• What you will do
Copy every line that contains the string "recovered" from the entries below.

• Records for this exercise

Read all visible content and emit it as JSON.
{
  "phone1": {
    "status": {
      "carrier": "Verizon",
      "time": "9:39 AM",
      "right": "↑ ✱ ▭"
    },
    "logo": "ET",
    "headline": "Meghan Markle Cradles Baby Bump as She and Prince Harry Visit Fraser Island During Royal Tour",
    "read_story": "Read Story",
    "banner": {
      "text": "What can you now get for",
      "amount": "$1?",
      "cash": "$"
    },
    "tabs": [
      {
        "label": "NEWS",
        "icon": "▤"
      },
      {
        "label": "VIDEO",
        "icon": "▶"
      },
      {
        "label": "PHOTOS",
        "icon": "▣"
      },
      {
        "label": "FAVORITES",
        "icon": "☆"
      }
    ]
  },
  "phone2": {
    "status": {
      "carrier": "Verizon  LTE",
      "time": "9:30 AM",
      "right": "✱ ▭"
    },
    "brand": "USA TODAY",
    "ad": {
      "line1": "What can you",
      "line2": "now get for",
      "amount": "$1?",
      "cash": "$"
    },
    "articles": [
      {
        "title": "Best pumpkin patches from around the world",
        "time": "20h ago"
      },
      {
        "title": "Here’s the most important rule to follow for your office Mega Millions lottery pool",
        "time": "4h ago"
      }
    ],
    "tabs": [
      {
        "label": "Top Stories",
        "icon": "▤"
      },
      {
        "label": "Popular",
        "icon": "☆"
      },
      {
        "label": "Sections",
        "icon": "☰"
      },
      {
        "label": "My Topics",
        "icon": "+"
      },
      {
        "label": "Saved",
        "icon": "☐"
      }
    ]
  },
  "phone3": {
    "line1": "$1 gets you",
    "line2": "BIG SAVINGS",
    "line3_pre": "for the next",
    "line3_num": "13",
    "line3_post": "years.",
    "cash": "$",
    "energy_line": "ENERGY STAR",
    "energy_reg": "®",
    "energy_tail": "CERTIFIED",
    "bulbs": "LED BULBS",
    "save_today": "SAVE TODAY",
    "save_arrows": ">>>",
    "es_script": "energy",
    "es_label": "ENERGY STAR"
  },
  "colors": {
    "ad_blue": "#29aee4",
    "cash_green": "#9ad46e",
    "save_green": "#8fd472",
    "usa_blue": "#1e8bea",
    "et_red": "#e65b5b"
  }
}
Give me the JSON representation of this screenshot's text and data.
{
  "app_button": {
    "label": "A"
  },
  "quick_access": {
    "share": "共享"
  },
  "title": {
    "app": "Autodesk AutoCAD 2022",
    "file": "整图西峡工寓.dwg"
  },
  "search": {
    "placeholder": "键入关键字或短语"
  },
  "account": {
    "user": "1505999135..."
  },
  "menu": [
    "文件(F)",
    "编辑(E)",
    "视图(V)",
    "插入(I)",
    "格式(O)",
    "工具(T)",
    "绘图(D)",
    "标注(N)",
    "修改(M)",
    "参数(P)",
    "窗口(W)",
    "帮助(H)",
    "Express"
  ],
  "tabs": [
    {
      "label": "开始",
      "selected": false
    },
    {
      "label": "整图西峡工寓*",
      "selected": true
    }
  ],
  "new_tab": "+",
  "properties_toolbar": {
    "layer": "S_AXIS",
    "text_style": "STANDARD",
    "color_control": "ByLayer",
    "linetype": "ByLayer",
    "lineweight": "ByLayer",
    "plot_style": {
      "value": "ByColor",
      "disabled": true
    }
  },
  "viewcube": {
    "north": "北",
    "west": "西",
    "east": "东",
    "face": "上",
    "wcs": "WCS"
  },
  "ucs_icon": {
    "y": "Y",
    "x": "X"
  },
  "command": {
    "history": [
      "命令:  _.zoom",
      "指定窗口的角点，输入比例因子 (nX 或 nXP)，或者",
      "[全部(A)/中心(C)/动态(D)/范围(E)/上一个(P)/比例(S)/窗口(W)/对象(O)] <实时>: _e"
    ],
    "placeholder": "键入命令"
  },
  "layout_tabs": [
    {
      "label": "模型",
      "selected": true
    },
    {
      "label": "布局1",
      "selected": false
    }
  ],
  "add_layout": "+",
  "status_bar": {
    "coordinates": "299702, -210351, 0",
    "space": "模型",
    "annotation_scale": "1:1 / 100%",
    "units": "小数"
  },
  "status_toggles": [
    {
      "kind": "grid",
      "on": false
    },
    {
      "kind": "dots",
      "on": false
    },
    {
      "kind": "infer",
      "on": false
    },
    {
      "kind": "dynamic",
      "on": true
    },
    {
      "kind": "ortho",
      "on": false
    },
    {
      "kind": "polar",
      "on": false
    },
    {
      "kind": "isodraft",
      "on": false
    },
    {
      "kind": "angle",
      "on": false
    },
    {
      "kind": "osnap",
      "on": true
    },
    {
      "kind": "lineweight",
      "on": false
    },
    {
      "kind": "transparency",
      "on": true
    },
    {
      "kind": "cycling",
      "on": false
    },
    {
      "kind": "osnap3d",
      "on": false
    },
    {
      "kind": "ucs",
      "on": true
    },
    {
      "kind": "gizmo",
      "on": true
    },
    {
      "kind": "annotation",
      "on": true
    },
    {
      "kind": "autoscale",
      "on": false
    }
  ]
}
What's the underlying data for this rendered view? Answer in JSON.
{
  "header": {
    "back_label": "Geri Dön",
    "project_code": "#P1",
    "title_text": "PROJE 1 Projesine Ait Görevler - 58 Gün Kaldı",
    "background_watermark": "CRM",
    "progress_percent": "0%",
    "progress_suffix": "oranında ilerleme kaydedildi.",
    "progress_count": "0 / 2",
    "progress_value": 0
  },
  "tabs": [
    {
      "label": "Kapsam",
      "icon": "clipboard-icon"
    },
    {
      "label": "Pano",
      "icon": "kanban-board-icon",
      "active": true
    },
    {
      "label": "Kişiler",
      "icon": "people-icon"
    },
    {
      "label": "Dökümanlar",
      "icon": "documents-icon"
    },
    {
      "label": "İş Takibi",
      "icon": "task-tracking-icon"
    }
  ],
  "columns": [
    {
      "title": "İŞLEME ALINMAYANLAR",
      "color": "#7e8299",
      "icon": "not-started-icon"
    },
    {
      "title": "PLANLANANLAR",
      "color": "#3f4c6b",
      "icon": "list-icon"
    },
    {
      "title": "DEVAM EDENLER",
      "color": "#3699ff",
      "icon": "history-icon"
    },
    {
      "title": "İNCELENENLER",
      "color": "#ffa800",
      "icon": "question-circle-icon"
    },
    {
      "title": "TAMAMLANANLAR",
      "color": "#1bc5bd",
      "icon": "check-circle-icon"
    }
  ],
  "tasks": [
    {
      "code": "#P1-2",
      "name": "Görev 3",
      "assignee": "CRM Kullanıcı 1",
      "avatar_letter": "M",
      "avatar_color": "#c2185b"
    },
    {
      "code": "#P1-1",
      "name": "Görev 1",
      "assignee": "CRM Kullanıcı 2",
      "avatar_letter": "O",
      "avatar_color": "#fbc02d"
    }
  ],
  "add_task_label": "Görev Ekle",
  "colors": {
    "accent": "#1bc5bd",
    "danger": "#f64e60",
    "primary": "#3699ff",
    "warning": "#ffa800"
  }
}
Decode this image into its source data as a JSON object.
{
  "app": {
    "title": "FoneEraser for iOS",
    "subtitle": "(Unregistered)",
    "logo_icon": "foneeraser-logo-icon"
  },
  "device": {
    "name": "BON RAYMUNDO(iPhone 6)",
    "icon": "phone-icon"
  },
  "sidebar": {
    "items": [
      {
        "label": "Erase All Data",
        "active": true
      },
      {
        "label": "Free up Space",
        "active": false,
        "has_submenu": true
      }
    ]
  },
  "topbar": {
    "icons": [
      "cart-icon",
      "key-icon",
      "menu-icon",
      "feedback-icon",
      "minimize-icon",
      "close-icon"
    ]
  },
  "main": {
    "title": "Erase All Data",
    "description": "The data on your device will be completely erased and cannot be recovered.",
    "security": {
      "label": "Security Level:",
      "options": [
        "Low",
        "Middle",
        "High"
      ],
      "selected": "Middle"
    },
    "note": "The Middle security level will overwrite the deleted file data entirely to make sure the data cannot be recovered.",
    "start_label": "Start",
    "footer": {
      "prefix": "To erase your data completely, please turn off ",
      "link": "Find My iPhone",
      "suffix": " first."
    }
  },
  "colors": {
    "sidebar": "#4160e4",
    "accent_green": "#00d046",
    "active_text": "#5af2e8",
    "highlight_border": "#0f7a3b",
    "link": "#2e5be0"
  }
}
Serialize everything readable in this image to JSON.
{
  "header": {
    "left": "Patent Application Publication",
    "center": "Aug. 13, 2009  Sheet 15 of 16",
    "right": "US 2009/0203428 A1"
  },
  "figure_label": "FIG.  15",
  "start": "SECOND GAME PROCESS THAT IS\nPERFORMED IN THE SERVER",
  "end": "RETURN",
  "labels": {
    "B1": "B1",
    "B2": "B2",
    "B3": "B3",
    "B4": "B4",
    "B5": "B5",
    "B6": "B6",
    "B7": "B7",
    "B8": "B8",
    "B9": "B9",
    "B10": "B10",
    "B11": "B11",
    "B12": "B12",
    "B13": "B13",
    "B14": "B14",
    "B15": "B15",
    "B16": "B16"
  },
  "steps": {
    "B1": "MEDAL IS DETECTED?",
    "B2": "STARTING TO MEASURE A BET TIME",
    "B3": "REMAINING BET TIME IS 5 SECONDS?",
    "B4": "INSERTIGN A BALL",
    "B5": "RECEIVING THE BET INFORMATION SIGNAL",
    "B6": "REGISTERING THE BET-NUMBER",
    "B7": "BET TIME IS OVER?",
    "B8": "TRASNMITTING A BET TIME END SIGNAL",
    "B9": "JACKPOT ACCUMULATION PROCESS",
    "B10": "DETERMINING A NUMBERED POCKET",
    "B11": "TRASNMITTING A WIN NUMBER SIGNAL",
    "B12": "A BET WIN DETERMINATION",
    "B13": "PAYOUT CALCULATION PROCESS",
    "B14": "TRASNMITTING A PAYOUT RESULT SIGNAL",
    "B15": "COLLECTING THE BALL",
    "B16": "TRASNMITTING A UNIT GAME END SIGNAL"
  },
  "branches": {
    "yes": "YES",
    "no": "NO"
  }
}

• Solution to this task
    "description": "The data on your device will be completely erased and cannot be recovered.",
    "note": "The Middle security level will overwrite the deleted file data entirely to make sure the data cannot be recovered.",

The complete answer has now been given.